---------- Record set ----------

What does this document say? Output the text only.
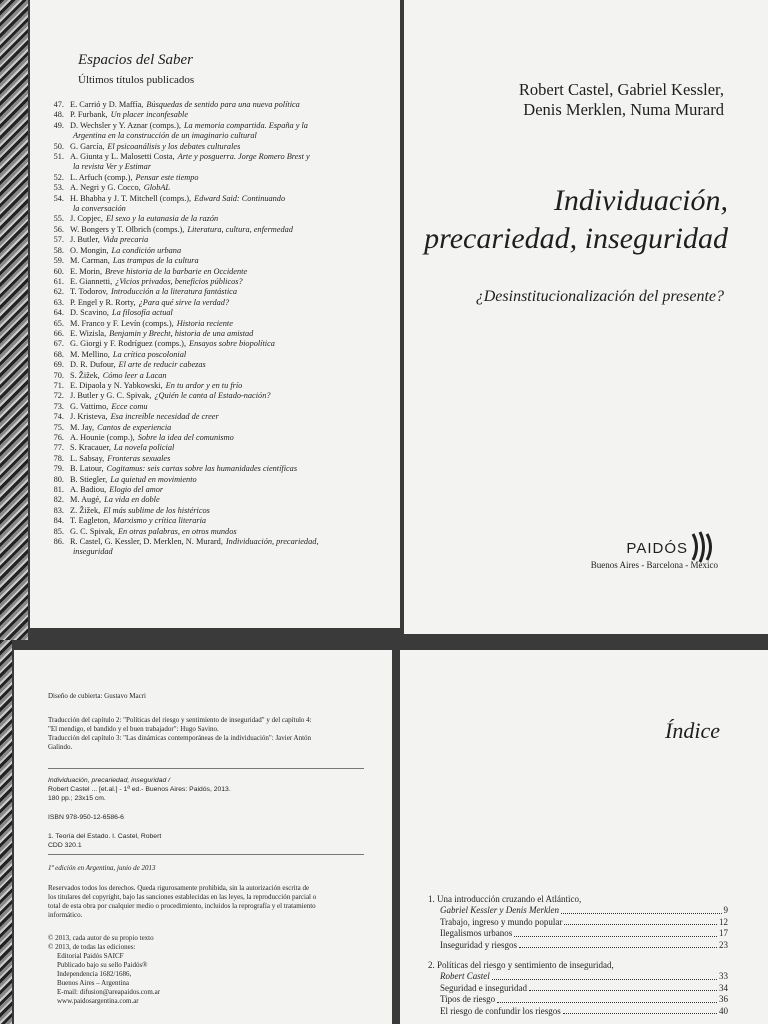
Espacios del Saber
Últimos títulos publicados
47. E. Carrió y D. Maffía, Búsquedas de sentido para una nueva política
48. P. Furbank, Un placer inconfesable
49. D. Wechsler y Y. Aznar (comps.), La memoria compartida. España y la
Argentina en la construcción de un imaginario cultural
50. G. García, El psicoanálisis y los debates culturales
51. A. Giunta y L. Malosetti Costa, Arte y posguerra. Jorge Romero Brest y
la revista Ver y Estimar
52. L. Arfuch (comp.), Pensar este tiempo
53. A. Negri y G. Cocco, GlobAL
54. H. Bhabha y J. T. Mitchell (comps.), Edward Said: Continuando
la conversación
55. J. Copjec, El sexo y la eutanasia de la razón
56. W. Bongers y T. Olbrich (comps.), Literatura, cultura, enfermedad
57. J. Butler, Vida precaria
58. O. Mongin, La condición urbana
59. M. Carman, Las trampas de la cultura
60. E. Morin, Breve historia de la barbarie en Occidente
61. E. Giannetti, ¿Vicios privados, beneficios públicos?
62. T. Todorov, Introducción a la literatura fantástica
63. P. Engel y R. Rorty, ¿Para qué sirve la verdad?
64. D. Scavino, La filosofía actual
65. M. Franco y F. Levín (comps.), Historia reciente
66. E. Wizisla, Benjamin y Brecht, historia de una amistad
67. G. Giorgi y F. Rodríguez (comps.), Ensayos sobre biopolítica
68. M. Mellino, La crítica poscolonial
69. D. R. Dufour, El arte de reducir cabezas
70. S. Žižek, Cómo leer a Lacan
71. E. Dipaola y N. Yabkowski, En tu ardor y en tu frío
72. J. Butler y G. C. Spivak, ¿Quién le canta al Estado-nación?
73. G. Vattimo, Ecce comu
74. J. Kristeva, Esa increíble necesidad de creer
75. M. Jay, Cantos de experiencia
76. A. Hounie (comp.), Sobre la idea del comunismo
77. S. Kracauer, La novela policial
78. L. Sabsay, Fronteras sexuales
79. B. Latour, Cogitamus: seis cartas sobre las humanidades científicas
80. B. Stiegler, La quietud en movimiento
81. A. Badiou, Elogio del amor
82. M. Augé, La vida en doble
83. Z. Žižek, El más sublime de los histéricos
84. T. Eagleton, Marxismo y crítica literaria
85. G. C. Spivak, En otras palabras, en otros mundos
86. R. Castel, G. Kessler, D. Merklen, N. Murard, Individuación, precariedad,
inseguridad
Robert Castel, Gabriel Kessler,
Denis Merklen, Numa Murard
Individuación,
precariedad, inseguridad
¿Desinstitucionalización del presente?
PAIDÓS
Buenos Aires - Barcelona - México
Diseño de cubierta: Gustavo Macri
Traducción del capítulo 2: "Políticas del riesgo y sentimiento de inseguridad" y del capítulo 4:
"El mendigo, el bandido y el buen trabajador": Hugo Savino.
Traducción del capítulo 3: "Las dinámicas contemporáneas de la individuación": Javier Antón
Galindo.
Individuación, precariedad, inseguridad /
Robert Castel ... [et.al.] - 1ª ed.- Buenos Aires: Paidós, 2013.
180 pp.; 23x15 cm.
ISBN 978-950-12-6586-6
1. Teoría del Estado. I. Castel, Robert
CDD 320.1
1ª edición en Argentina, junio de 2013
Reservados todos los derechos. Queda rigurosamente prohibida, sin la autorización escrita de
los titulares del copyright, bajo las sanciones establecidas en las leyes, la reproducción parcial o
total de esta obra por cualquier medio o procedimiento, incluidos la reprografía y el tratamiento
informático.
© 2013, cada autor de su propio texto
© 2013, de todas las ediciones:
Editorial Paidós SAICF
Publicado bajo su sello Paidós®
Independencia 1682/1686,
Buenos Aires – Argentina
E-mail: difusion@areapaidos.com.ar
www.paidosargentina.com.ar
Índice
1. Una introducción cruzando el Atlántico,
Gabriel Kessler y Denis Merklen	9
Trabajo, ingreso y mundo popular	12
Ilegalismos urbanos	17
Inseguridad y riesgos	23
2. Políticas del riesgo y sentimiento de inseguridad,
Robert Castel	33
Seguridad e inseguridad	34
Tipos de riesgo	36
El riesgo de confundir los riesgos	40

----------

### To be done:
Leave out the pictures, and give all the records again exactly.

### Solution for this exercise:
What does this document say? Output the text only.
Espacios del Saber
Últimos títulos publicados
47. E. Carrió y D. Maffía, Búsquedas de sentido para una nueva política
48. P. Furbank, Un placer inconfesable
49. D. Wechsler y Y. Aznar (comps.), La memoria compartida. España y la
Argentina en la construcción de un imaginario cultural
50. G. García, El psicoanálisis y los debates culturales
51. A. Giunta y L. Malosetti Costa, Arte y posguerra. Jorge Romero Brest y
la revista Ver y Estimar
52. L. Arfuch (comp.), Pensar este tiempo
53. A. Negri y G. Cocco, GlobAL
54. H. Bhabha y J. T. Mitchell (comps.), Edward Said: Continuando
la conversación
55. J. Copjec, El sexo y la eutanasia de la razón
56. W. Bongers y T. Olbrich (comps.), Literatura, cultura, enfermedad
57. J. Butler, Vida precaria
58. O. Mongin, La condición urbana
59. M. Carman, Las trampas de la cultura
60. E. Morin, Breve historia de la barbarie en Occidente
61. E. Giannetti, ¿Vicios privados, beneficios públicos?
62. T. Todorov, Introducción a la literatura fantástica
63. P. Engel y R. Rorty, ¿Para qué sirve la verdad?
64. D. Scavino, La filosofía actual
65. M. Franco y F. Levín (comps.), Historia reciente
66. E. Wizisla, Benjamin y Brecht, historia de una amistad
67. G. Giorgi y F. Rodríguez (comps.), Ensayos sobre biopolítica
68. M. Mellino, La crítica poscolonial
69. D. R. Dufour, El arte de reducir cabezas
70. S. Žižek, Cómo leer a Lacan
71. E. Dipaola y N. Yabkowski, En tu ardor y en tu frío
72. J. Butler y G. C. Spivak, ¿Quién le canta al Estado-nación?
73. G. Vattimo, Ecce comu
74. J. Kristeva, Esa increíble necesidad de creer
75. M. Jay, Cantos de experiencia
76. A. Hounie (comp.), Sobre la idea del comunismo
77. S. Kracauer, La novela policial
78. L. Sabsay, Fronteras sexuales
79. B. Latour, Cogitamus: seis cartas sobre las humanidades científicas
80. B. Stiegler, La quietud en movimiento
81. A. Badiou, Elogio del amor
82. M. Augé, La vida en doble
83. Z. Žižek, El más sublime de los histéricos
84. T. Eagleton, Marxismo y crítica literaria
85. G. C. Spivak, En otras palabras, en otros mundos
86. R. Castel, G. Kessler, D. Merklen, N. Murard, Individuación, precariedad,
inseguridad
Robert Castel, Gabriel Kessler,
Denis Merklen, Numa Murard
Individuación,
precariedad, inseguridad
¿Desinstitucionalización del presente?
PAIDÓS
Buenos Aires - Barcelona - México
Diseño de cubierta: Gustavo Macri
Traducción del capítulo 2: "Políticas del riesgo y sentimiento de inseguridad" y del capítulo 4:
"El mendigo, el bandido y el buen trabajador": Hugo Savino.
Traducción del capítulo 3: "Las dinámicas contemporáneas de la individuación": Javier Antón
Galindo.
Individuación, precariedad, inseguridad /
Robert Castel ... [et.al.] - 1ª ed.- Buenos Aires: Paidós, 2013.
180 pp.; 23x15 cm.
ISBN 978-950-12-6586-6
1. Teoría del Estado. I. Castel, Robert
CDD 320.1
1ª edición en Argentina, junio de 2013
Reservados todos los derechos. Queda rigurosamente prohibida, sin la autorización escrita de
los titulares del copyright, bajo las sanciones establecidas en las leyes, la reproducción parcial o
total de esta obra por cualquier medio o procedimiento, incluidos la reprografía y el tratamiento
informático.
© 2013, cada autor de su propio texto
© 2013, de todas las ediciones:
Editorial Paidós SAICF
Publicado bajo su sello Paidós®
Independencia 1682/1686,
Buenos Aires – Argentina
E-mail: difusion@areapaidos.com.ar
www.paidosargentina.com.ar
Índice
1. Una introducción cruzando el Atlántico,
Gabriel Kessler y Denis Merklen	9
Trabajo, ingreso y mundo popular	12
Ilegalismos urbanos	17
Inseguridad y riesgos	23
2. Políticas del riesgo y sentimiento de inseguridad,
Robert Castel	33
Seguridad e inseguridad	34
Tipos de riesgo	36
El riesgo de confundir los riesgos	40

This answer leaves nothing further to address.